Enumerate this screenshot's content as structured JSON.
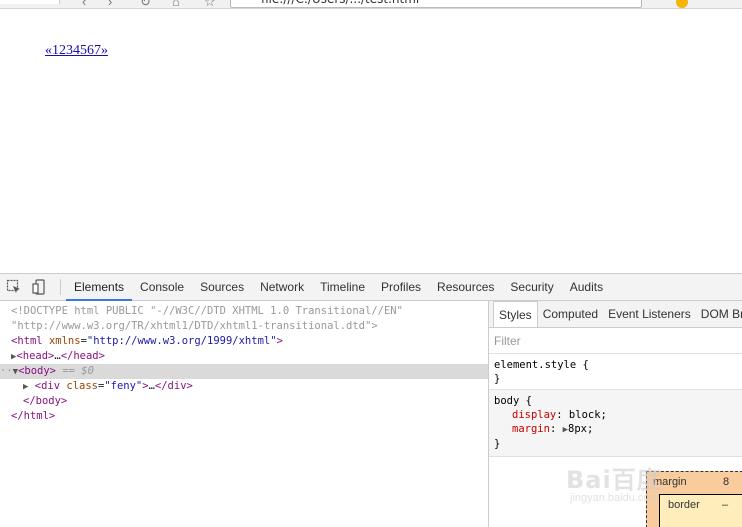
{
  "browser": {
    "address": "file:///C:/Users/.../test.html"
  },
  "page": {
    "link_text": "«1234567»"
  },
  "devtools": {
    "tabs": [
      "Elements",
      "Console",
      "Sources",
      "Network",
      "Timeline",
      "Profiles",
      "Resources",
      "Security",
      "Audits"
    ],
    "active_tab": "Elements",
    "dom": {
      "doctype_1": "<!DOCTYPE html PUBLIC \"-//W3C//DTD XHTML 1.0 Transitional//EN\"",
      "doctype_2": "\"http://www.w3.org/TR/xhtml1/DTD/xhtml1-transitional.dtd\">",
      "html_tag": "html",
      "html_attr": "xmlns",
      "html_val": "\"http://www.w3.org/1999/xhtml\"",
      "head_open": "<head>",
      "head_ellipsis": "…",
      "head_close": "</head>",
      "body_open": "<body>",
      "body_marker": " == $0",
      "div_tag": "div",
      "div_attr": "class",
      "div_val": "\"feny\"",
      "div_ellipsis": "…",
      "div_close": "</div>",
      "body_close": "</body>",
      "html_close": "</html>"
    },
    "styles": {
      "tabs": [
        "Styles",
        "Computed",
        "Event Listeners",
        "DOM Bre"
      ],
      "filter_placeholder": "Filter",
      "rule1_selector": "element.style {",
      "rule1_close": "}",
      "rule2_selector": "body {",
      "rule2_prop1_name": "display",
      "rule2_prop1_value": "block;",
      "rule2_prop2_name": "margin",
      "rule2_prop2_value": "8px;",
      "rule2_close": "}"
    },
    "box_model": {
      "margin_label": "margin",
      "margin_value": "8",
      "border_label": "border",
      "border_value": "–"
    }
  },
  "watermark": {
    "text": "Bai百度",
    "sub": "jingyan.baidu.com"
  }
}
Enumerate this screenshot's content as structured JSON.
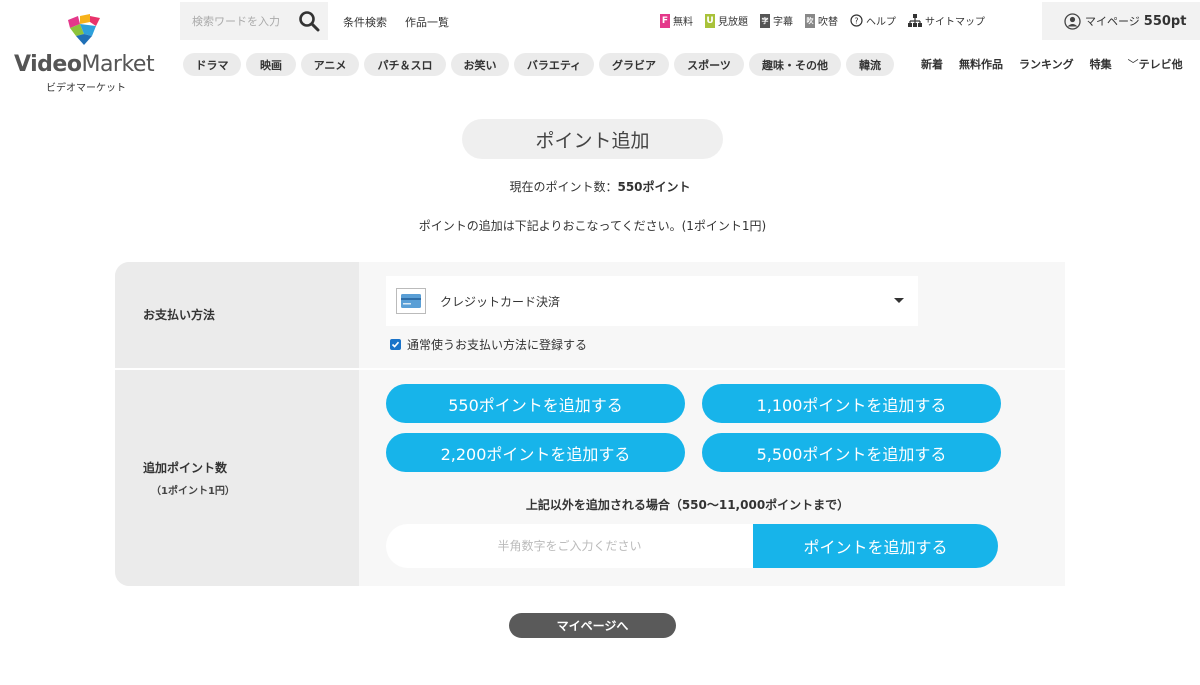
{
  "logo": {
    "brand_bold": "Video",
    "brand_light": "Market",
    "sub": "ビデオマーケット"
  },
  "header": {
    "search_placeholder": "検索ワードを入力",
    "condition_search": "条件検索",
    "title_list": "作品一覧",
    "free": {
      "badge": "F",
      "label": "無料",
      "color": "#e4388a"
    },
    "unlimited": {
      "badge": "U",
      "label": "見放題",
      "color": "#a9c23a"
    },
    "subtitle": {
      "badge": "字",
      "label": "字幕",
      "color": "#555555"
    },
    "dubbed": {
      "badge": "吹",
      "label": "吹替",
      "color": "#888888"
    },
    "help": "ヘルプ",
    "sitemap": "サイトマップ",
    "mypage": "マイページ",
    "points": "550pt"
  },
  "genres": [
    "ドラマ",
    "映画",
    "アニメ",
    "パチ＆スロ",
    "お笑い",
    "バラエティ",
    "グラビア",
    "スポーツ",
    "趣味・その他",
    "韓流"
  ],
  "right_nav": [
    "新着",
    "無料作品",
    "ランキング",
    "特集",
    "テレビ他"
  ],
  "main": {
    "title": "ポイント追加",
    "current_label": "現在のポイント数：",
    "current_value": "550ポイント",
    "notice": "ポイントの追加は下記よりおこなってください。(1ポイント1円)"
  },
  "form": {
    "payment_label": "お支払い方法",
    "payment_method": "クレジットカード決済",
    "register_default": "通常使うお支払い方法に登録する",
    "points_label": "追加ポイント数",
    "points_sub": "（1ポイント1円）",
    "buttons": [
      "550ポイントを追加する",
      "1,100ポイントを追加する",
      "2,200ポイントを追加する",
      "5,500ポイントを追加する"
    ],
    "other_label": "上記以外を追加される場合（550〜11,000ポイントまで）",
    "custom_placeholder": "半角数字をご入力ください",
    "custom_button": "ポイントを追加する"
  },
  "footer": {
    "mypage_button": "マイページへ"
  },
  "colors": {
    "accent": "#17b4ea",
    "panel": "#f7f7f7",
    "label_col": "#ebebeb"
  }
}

----------------------------------------

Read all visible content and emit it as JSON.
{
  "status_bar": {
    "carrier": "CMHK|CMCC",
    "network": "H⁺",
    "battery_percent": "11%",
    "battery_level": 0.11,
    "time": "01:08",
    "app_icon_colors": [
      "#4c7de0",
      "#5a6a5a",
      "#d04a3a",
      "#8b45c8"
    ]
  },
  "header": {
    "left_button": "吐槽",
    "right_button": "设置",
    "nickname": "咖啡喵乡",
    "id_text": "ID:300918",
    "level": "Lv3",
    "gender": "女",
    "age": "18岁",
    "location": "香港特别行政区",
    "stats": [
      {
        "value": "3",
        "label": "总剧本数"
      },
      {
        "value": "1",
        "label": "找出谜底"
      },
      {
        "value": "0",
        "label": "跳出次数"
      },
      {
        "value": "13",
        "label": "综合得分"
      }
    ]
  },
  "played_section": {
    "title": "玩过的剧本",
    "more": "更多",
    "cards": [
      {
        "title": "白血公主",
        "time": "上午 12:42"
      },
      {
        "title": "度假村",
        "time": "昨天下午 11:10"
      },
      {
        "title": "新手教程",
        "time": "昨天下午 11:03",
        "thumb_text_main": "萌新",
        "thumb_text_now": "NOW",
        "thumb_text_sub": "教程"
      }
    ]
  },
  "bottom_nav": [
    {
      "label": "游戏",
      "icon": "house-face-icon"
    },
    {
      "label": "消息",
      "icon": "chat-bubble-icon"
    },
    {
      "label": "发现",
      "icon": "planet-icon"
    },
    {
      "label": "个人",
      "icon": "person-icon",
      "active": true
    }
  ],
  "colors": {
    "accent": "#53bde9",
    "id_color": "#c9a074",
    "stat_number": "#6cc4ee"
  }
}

----------------------------------------

WHAT IS EXPECTED
Search the listing for the word "http". Copy every line in which it occurs.

RESULT OF THE TASK
      "doctype_2": "\"http://www.w3.org/TR/xhtml1/DTD/xhtml1-transitional.dtd\">",
      "html_val": "\"http://www.w3.org/1999/xhtml\"",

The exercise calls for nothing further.